TASK TO COMPLETE | Repeat, exactly and completely, the material that follows. Omit the pictures.

[Dataset entries on figures]
/---
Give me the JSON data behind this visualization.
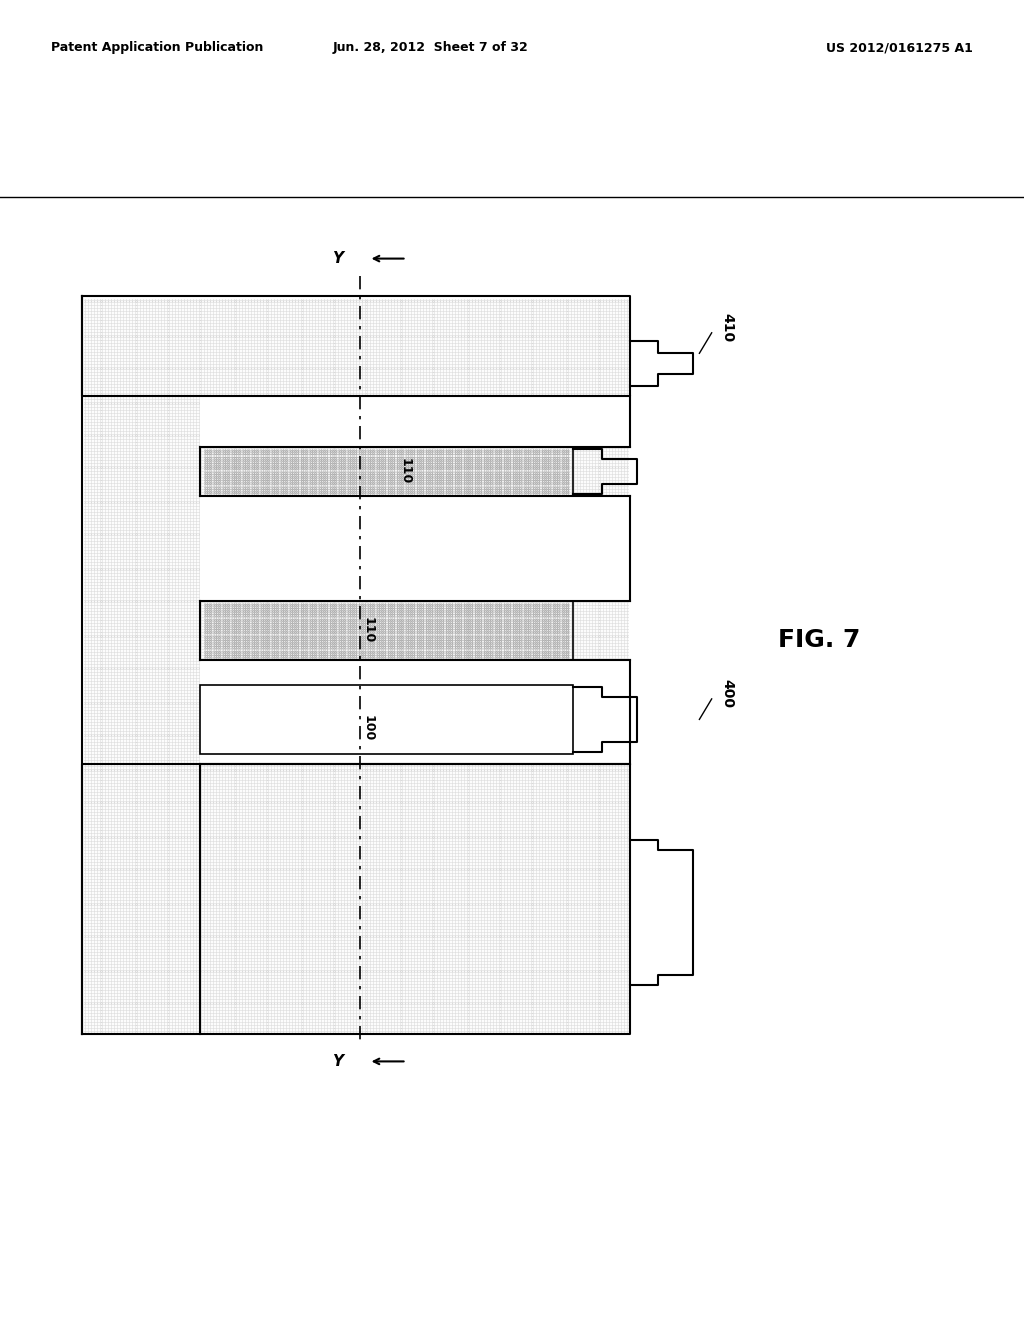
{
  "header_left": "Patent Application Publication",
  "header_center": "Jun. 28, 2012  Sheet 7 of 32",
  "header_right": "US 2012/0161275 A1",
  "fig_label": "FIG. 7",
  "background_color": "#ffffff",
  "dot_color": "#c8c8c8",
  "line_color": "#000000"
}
\---
TASK RESPONSE |
Give me the JSON data behind this visualization.
{
  "header_left": "Patent Application Publication",
  "header_center": "Jun. 28, 2012  Sheet 7 of 32",
  "header_right": "US 2012/0161275 A1",
  "fig_label": "FIG. 7",
  "background_color": "#ffffff",
  "dot_color": "#c8c8c8",
  "line_color": "#000000"
}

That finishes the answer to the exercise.